-------- Supplied records --------

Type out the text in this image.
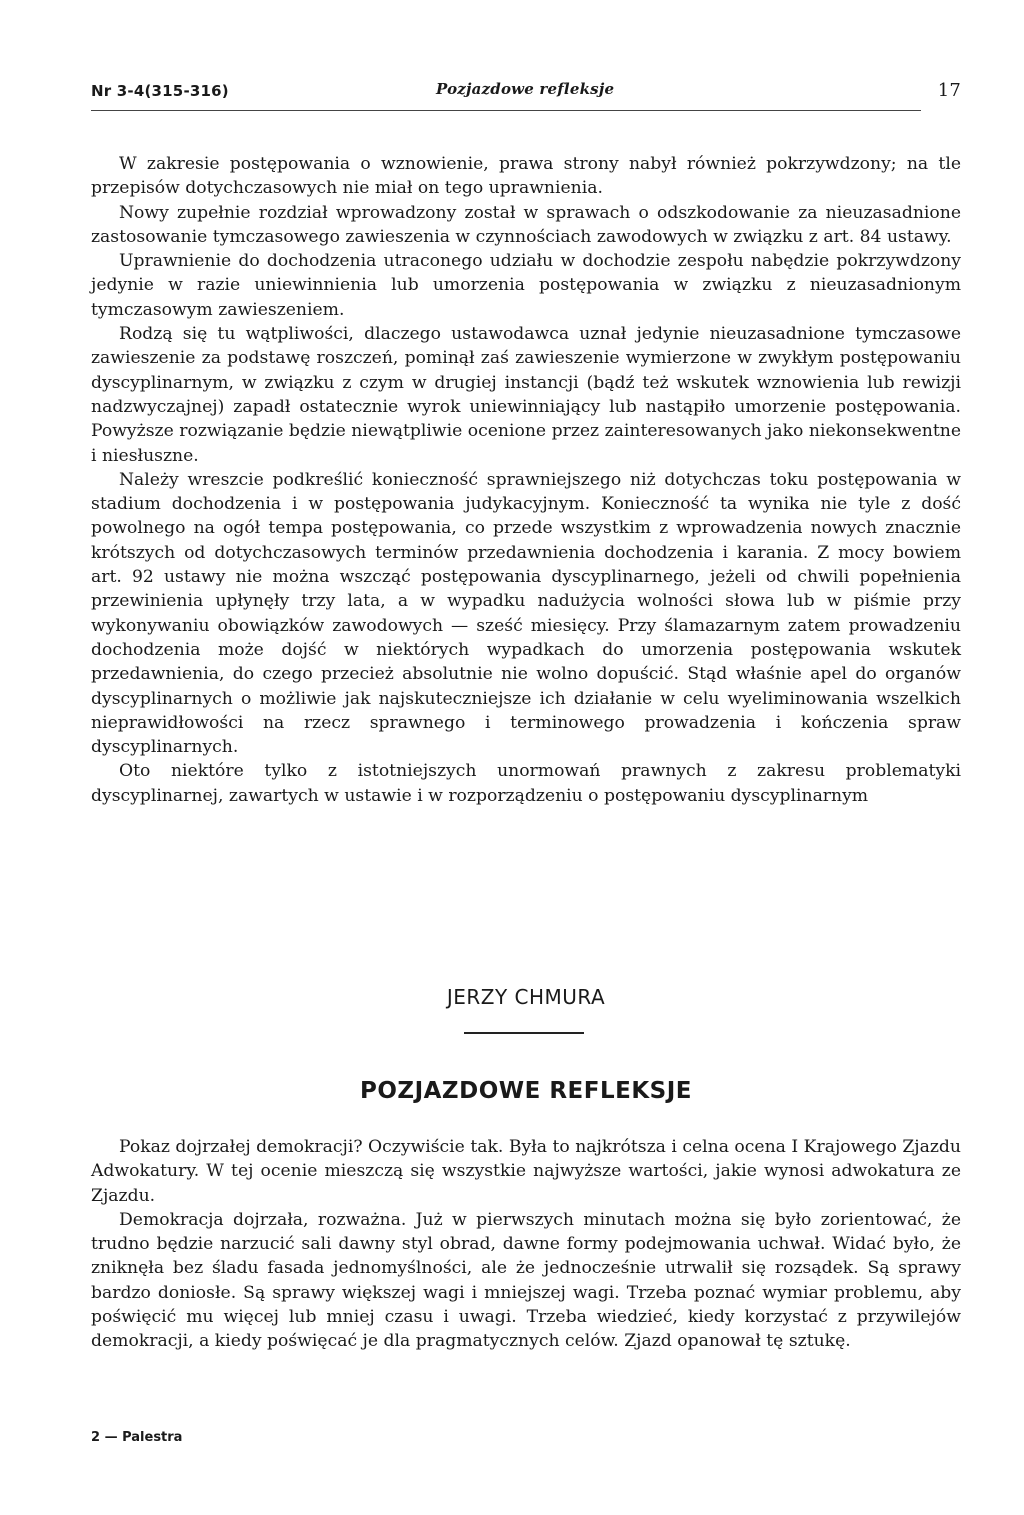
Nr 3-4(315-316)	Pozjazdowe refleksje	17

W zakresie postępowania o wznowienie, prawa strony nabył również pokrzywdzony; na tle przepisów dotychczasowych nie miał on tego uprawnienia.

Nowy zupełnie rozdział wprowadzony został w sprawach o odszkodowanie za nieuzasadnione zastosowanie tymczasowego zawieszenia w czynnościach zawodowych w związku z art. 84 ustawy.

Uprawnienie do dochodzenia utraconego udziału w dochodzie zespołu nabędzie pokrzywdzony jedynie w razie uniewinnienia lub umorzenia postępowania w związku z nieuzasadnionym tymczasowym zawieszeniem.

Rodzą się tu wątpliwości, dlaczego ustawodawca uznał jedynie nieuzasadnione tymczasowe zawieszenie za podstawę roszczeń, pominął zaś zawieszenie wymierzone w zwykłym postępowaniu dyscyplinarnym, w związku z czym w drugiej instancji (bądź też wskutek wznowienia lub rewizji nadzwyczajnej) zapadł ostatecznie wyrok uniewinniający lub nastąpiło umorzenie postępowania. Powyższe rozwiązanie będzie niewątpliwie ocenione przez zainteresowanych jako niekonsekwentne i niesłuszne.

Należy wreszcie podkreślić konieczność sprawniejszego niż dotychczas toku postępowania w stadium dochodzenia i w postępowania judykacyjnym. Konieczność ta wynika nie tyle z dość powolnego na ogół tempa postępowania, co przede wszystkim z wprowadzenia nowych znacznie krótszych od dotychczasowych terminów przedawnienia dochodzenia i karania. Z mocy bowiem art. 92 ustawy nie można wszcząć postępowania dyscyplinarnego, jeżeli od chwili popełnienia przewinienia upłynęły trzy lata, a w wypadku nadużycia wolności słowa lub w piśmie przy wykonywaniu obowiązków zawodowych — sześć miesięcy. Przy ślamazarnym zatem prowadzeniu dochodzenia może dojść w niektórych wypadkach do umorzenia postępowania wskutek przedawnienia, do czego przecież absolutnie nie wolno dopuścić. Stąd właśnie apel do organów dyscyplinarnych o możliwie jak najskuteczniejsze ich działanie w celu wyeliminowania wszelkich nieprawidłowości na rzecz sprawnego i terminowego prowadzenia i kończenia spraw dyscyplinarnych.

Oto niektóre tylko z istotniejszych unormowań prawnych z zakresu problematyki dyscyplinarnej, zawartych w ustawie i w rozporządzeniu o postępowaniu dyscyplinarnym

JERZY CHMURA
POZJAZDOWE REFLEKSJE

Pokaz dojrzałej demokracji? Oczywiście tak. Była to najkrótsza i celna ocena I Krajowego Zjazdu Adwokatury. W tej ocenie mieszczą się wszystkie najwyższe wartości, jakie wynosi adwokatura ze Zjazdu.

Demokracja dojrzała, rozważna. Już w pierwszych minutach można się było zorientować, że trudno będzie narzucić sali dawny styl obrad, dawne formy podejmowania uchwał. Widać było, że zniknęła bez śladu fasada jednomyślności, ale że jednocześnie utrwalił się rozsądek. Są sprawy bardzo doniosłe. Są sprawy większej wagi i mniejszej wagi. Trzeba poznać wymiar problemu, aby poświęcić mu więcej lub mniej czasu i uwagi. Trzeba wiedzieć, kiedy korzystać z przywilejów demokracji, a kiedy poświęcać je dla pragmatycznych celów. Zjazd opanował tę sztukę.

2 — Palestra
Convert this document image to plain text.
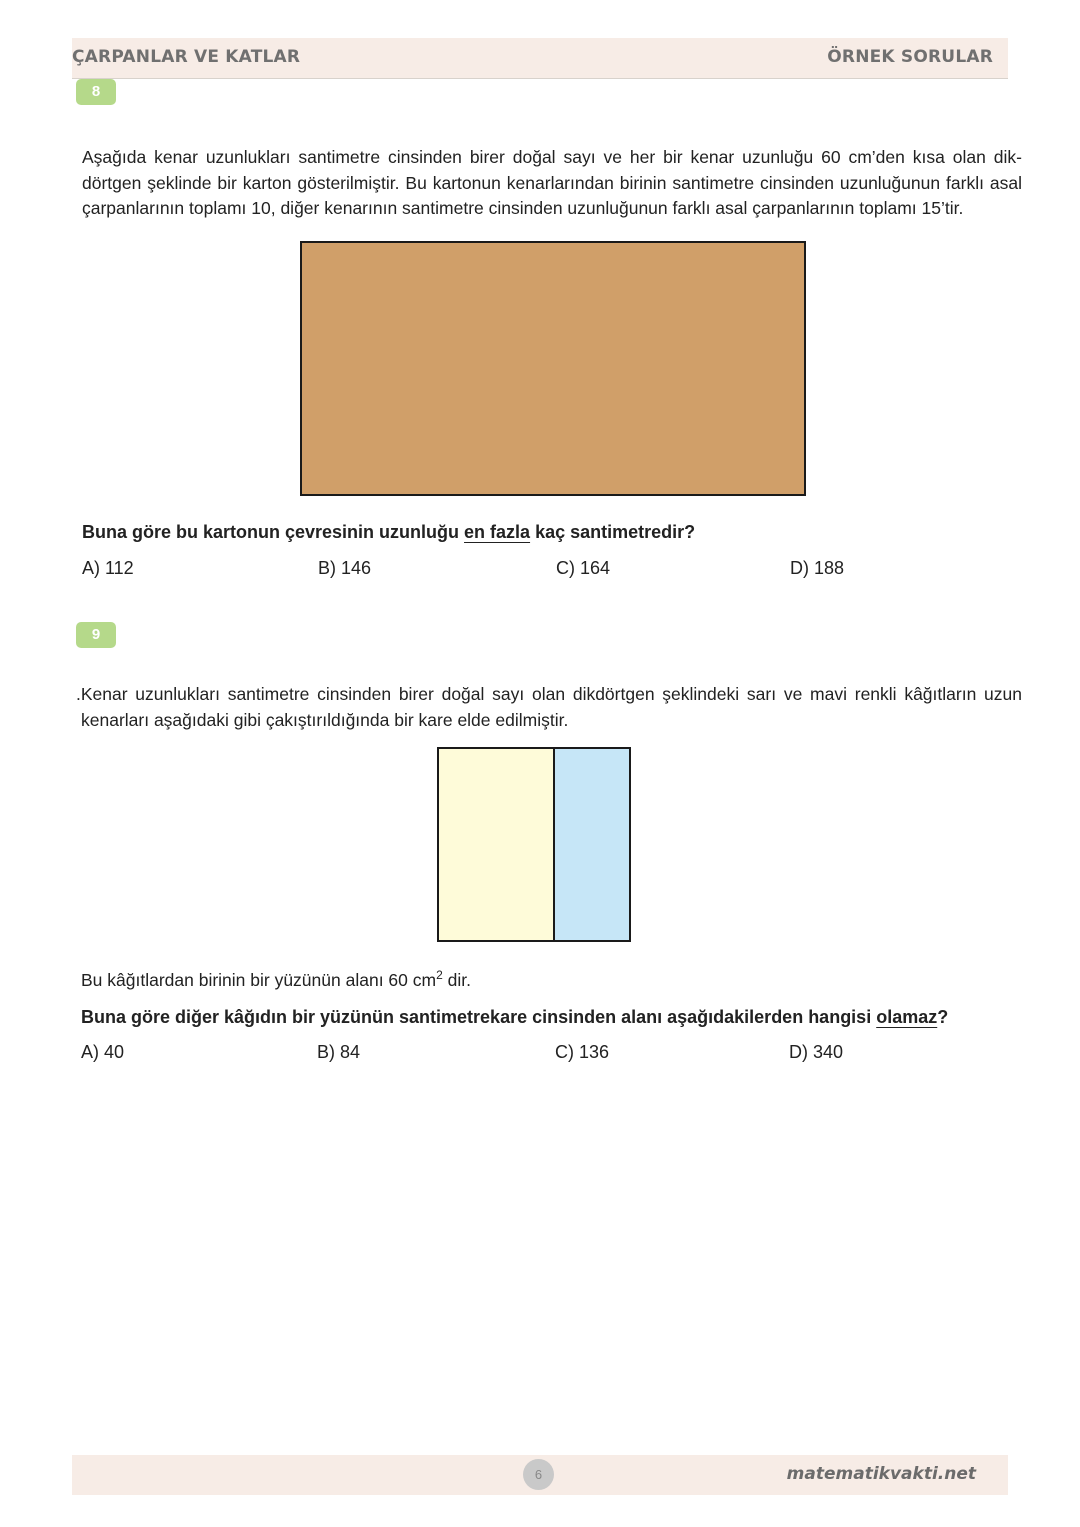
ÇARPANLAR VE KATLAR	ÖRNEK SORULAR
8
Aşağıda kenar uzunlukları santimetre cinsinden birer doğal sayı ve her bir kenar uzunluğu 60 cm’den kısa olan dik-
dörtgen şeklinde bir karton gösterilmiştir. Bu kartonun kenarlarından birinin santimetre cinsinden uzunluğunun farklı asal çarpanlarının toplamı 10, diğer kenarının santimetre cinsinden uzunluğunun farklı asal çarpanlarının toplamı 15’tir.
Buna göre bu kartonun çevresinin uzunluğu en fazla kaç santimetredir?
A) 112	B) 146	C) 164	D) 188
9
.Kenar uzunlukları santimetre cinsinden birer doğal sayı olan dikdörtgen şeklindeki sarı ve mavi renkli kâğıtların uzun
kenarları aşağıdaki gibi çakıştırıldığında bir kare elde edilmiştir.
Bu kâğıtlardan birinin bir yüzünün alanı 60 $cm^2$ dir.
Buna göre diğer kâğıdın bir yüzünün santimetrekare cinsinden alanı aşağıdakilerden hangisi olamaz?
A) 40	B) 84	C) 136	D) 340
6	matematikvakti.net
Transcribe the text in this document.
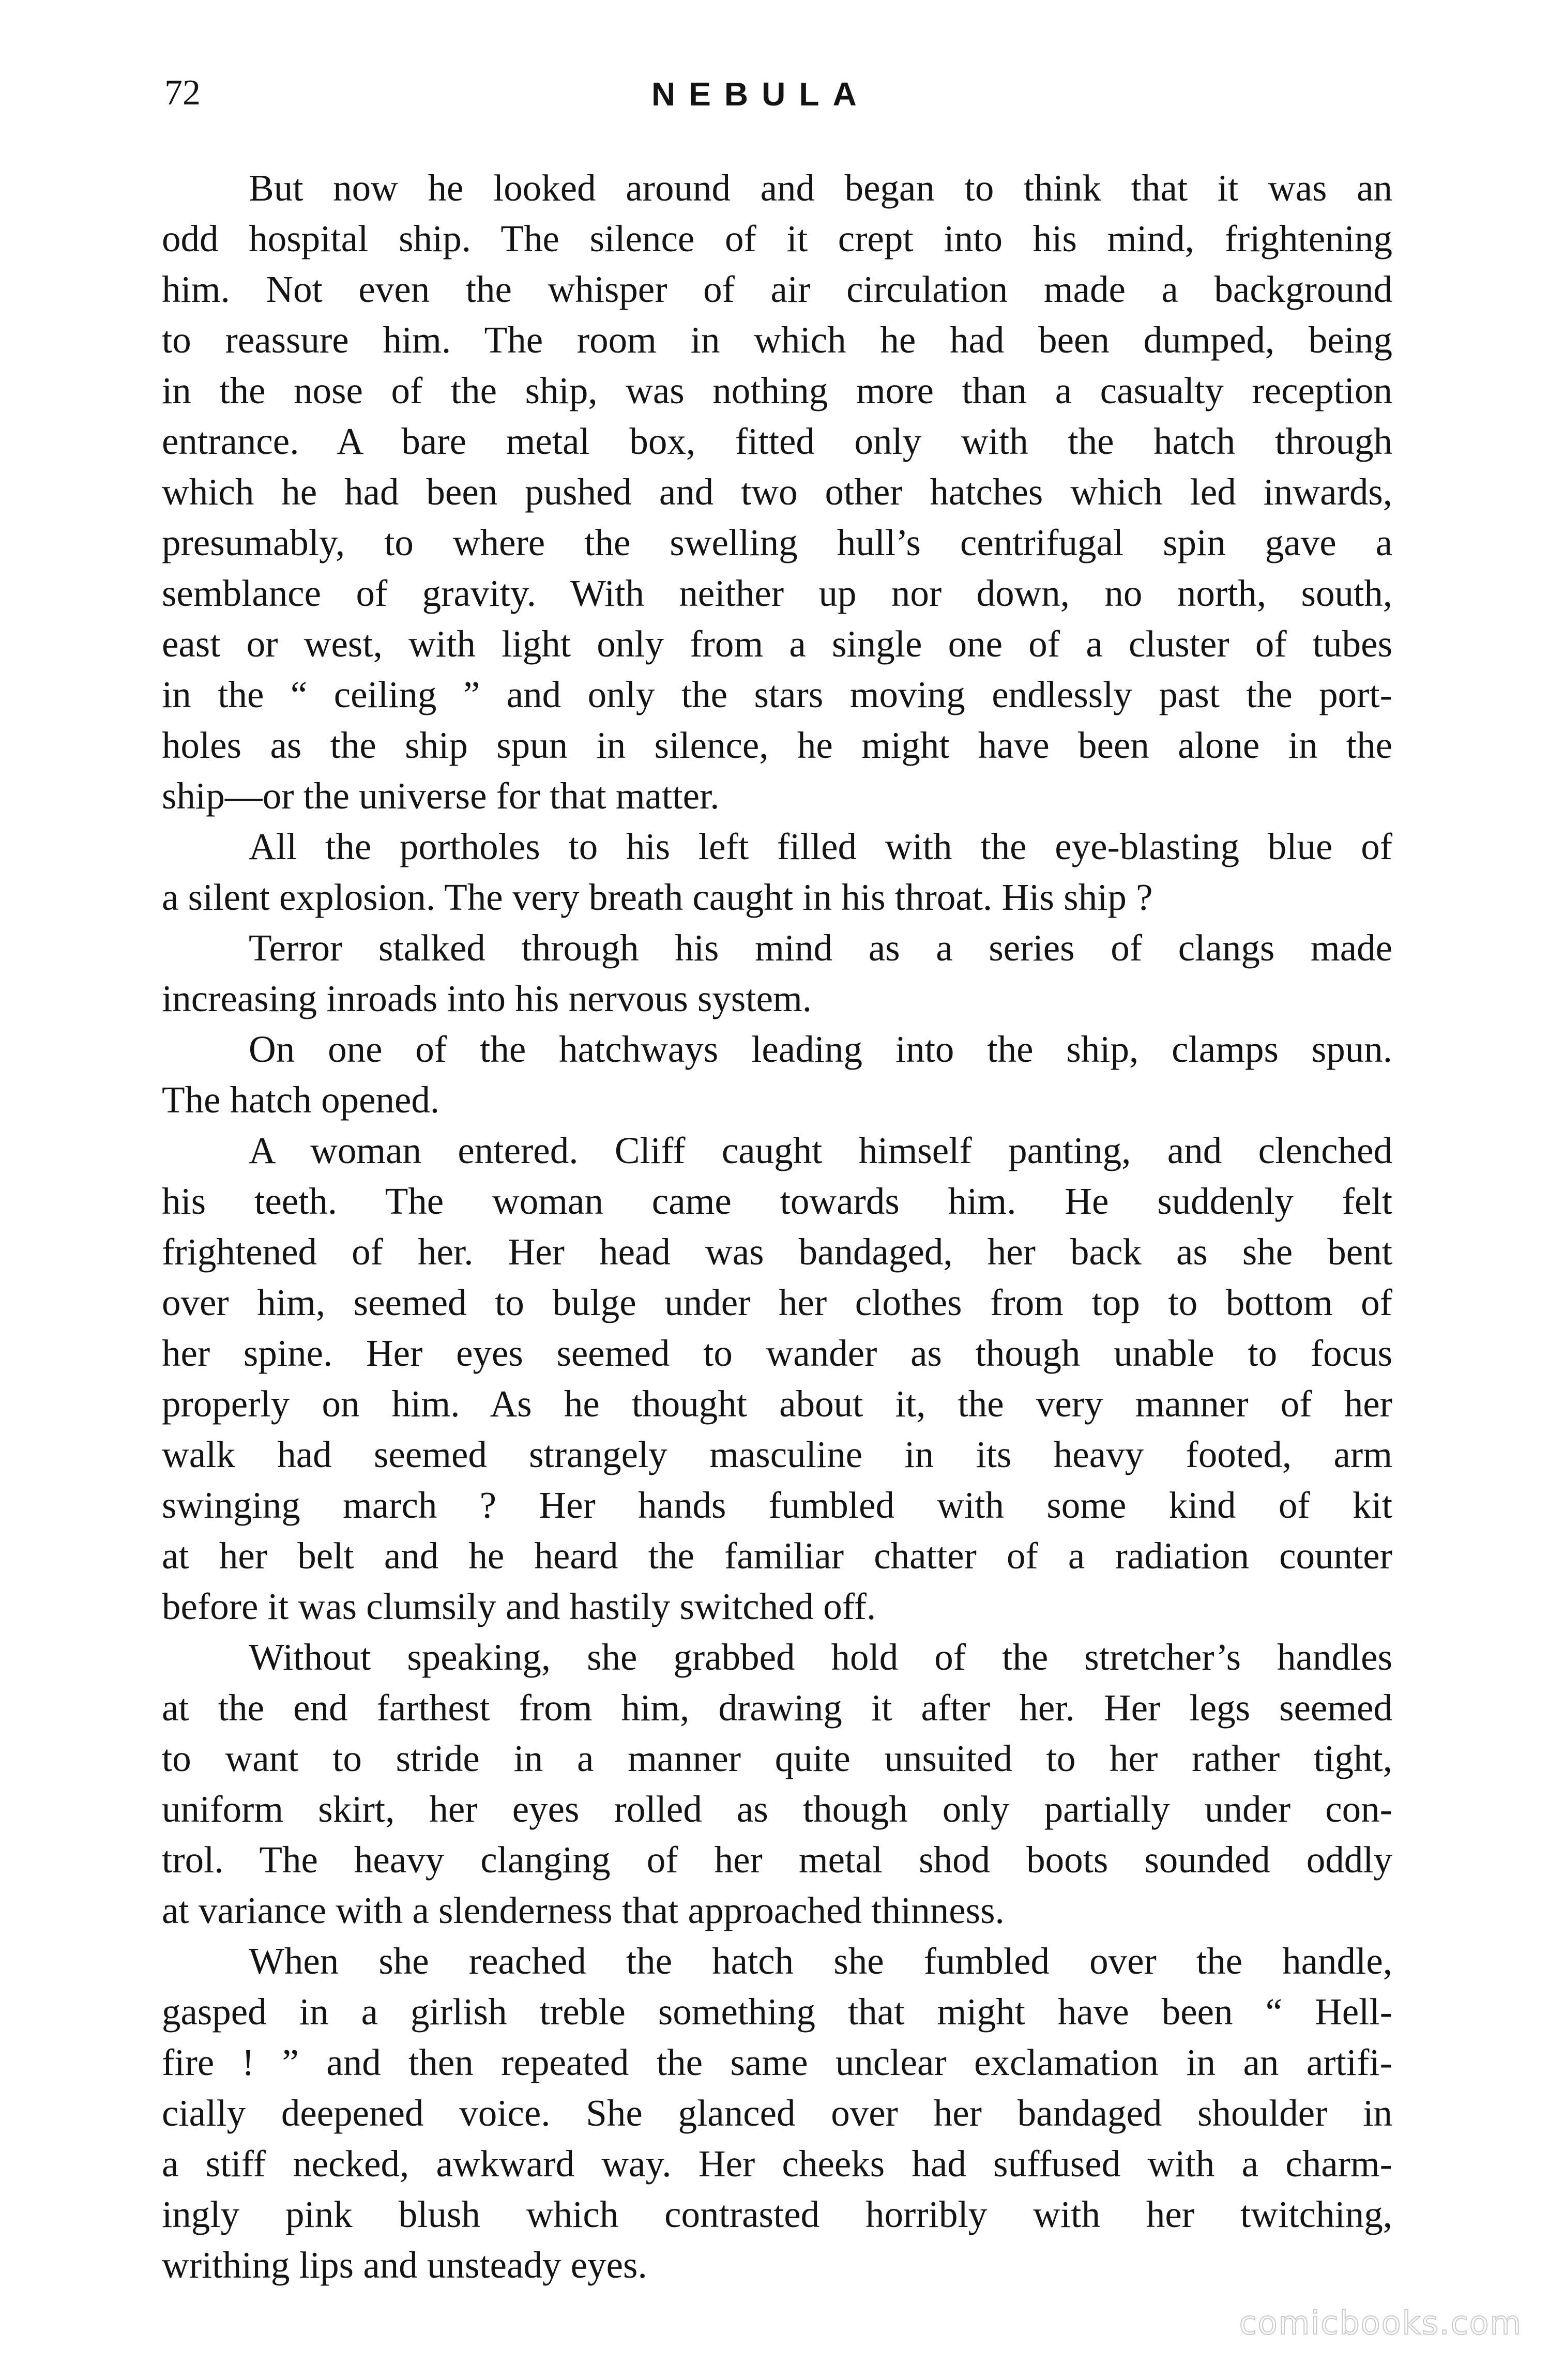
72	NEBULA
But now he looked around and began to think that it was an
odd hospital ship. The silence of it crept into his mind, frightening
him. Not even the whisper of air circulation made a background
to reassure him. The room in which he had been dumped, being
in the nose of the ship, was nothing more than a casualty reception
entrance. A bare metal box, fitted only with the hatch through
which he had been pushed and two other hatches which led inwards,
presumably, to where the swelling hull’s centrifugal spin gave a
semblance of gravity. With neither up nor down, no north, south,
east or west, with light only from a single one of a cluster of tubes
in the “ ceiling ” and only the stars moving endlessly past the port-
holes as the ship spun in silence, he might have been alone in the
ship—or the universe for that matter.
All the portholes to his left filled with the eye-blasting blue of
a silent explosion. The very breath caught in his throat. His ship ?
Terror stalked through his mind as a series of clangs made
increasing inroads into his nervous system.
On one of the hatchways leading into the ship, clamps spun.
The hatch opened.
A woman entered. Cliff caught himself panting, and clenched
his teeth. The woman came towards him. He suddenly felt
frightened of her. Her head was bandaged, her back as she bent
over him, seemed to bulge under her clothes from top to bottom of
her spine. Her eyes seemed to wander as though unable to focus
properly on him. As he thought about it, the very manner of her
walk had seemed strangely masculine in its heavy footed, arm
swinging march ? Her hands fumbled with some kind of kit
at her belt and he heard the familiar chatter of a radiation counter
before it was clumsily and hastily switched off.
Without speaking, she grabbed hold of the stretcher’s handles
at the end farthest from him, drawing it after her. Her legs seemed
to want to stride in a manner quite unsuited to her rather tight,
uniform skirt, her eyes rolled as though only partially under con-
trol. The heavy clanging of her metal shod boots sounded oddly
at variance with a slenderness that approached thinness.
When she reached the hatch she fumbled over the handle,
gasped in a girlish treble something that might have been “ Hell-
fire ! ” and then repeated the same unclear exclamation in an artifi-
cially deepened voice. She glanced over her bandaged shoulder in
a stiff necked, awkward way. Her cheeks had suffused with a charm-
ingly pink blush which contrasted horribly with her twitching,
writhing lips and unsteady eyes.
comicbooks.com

--------

### Aim of the task
Determine the number of lines in the records that include the string "caught", and respond with that number only.

### Answer to this exercise
2